**SOURCE MATERIAL**:
********************

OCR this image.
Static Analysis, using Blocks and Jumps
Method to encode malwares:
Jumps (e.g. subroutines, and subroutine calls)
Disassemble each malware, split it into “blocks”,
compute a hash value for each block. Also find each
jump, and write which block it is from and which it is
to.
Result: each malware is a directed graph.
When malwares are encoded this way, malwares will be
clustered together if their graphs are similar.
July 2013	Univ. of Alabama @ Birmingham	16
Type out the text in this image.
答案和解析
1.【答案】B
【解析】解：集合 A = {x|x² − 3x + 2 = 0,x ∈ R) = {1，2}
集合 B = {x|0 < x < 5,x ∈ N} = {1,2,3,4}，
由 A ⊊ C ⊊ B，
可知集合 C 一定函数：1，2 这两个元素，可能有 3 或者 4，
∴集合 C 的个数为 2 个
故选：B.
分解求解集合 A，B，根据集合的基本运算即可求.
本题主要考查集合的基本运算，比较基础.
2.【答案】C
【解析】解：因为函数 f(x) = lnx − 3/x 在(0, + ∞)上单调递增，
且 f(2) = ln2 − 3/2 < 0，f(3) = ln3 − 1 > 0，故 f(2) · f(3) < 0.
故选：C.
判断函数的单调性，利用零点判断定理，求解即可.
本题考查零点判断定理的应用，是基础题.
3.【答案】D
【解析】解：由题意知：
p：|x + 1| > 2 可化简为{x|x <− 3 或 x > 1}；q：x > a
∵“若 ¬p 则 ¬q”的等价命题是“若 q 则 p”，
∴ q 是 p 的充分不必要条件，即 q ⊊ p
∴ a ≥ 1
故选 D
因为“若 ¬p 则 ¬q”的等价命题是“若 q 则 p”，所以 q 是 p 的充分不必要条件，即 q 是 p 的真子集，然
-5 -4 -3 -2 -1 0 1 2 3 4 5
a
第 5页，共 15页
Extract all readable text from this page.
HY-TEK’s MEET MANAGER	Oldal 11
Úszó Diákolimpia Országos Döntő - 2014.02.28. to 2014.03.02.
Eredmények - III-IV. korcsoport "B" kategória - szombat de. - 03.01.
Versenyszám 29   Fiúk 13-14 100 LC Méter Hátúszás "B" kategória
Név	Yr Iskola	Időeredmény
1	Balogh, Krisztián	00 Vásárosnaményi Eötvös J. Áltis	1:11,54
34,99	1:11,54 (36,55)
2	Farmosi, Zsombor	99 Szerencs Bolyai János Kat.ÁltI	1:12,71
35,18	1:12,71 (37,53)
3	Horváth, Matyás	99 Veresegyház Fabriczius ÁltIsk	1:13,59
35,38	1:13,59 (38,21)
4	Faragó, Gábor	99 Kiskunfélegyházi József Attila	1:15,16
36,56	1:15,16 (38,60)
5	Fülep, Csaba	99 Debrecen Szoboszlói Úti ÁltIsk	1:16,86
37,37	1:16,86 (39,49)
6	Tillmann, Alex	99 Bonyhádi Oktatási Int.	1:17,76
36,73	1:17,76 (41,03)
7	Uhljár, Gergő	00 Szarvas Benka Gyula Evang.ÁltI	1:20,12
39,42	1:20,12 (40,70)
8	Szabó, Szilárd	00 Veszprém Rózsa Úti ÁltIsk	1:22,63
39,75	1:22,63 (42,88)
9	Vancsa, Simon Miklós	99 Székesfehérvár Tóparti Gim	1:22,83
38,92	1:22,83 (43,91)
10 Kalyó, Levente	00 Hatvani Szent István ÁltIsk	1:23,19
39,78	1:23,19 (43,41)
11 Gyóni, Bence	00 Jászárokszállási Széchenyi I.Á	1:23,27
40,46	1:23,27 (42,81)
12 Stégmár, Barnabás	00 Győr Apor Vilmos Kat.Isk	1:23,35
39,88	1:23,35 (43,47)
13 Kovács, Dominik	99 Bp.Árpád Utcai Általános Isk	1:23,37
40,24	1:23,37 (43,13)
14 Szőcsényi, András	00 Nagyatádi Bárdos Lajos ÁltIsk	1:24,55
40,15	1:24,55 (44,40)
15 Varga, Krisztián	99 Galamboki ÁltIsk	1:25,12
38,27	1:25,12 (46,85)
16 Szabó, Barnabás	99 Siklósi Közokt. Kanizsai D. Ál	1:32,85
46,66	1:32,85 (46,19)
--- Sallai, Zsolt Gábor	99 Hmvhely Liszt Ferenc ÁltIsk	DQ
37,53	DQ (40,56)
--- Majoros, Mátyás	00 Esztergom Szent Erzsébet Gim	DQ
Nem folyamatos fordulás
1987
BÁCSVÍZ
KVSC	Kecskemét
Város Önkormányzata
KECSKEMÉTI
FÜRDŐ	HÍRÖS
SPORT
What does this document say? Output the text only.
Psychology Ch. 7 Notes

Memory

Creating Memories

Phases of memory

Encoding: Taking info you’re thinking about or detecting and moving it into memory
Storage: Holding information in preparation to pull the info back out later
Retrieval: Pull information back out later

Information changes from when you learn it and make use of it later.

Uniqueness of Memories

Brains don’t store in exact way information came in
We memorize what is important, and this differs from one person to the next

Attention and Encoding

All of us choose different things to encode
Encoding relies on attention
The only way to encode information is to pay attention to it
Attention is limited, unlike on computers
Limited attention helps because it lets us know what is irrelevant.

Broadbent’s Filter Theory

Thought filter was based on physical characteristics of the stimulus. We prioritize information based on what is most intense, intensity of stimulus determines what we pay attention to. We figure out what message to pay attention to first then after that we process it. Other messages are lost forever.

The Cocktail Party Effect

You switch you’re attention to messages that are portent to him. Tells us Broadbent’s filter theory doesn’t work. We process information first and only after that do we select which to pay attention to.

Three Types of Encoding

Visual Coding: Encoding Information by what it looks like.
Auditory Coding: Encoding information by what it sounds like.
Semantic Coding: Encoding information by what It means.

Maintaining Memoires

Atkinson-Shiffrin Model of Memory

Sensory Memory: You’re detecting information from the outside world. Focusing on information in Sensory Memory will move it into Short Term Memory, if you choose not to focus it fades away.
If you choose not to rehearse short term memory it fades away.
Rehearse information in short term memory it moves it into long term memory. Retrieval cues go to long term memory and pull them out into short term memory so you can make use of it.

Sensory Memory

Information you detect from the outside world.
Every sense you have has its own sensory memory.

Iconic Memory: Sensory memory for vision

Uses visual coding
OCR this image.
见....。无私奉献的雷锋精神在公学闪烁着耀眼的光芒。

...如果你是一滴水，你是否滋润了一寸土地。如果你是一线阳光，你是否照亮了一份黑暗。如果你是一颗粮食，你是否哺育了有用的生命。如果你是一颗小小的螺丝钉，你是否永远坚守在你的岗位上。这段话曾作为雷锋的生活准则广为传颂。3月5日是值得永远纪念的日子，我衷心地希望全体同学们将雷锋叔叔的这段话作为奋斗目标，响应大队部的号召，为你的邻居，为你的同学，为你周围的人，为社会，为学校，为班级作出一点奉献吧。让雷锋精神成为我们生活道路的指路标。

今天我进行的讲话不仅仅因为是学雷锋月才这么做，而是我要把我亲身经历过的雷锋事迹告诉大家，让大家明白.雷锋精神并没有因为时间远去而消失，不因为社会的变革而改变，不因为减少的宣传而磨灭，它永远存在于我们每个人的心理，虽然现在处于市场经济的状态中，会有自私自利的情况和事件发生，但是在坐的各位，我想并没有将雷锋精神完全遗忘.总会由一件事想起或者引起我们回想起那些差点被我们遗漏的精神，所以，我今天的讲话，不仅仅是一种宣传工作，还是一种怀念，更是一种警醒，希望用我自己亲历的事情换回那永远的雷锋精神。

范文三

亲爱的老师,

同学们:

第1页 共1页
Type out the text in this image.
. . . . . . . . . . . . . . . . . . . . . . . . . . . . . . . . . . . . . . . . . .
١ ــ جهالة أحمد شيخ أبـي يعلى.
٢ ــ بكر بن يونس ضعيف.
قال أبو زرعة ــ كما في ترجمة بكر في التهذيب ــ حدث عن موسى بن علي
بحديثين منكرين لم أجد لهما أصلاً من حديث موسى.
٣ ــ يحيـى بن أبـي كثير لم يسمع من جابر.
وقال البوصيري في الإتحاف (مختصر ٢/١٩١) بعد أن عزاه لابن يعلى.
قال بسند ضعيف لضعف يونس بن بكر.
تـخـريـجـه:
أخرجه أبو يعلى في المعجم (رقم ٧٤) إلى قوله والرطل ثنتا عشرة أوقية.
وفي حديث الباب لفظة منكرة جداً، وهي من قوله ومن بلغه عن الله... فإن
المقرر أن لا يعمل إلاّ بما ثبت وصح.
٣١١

********************

**WHAT IS EXPECTED**: Pick out all lines containing the string "Krisztián".

**TASK RESPONSE**:
1	Balogh, Krisztián	00 Vásárosnaményi Eötvös J. Áltis	1:11,54
15 Varga, Krisztián	99 Galamboki ÁltIsk	1:25,12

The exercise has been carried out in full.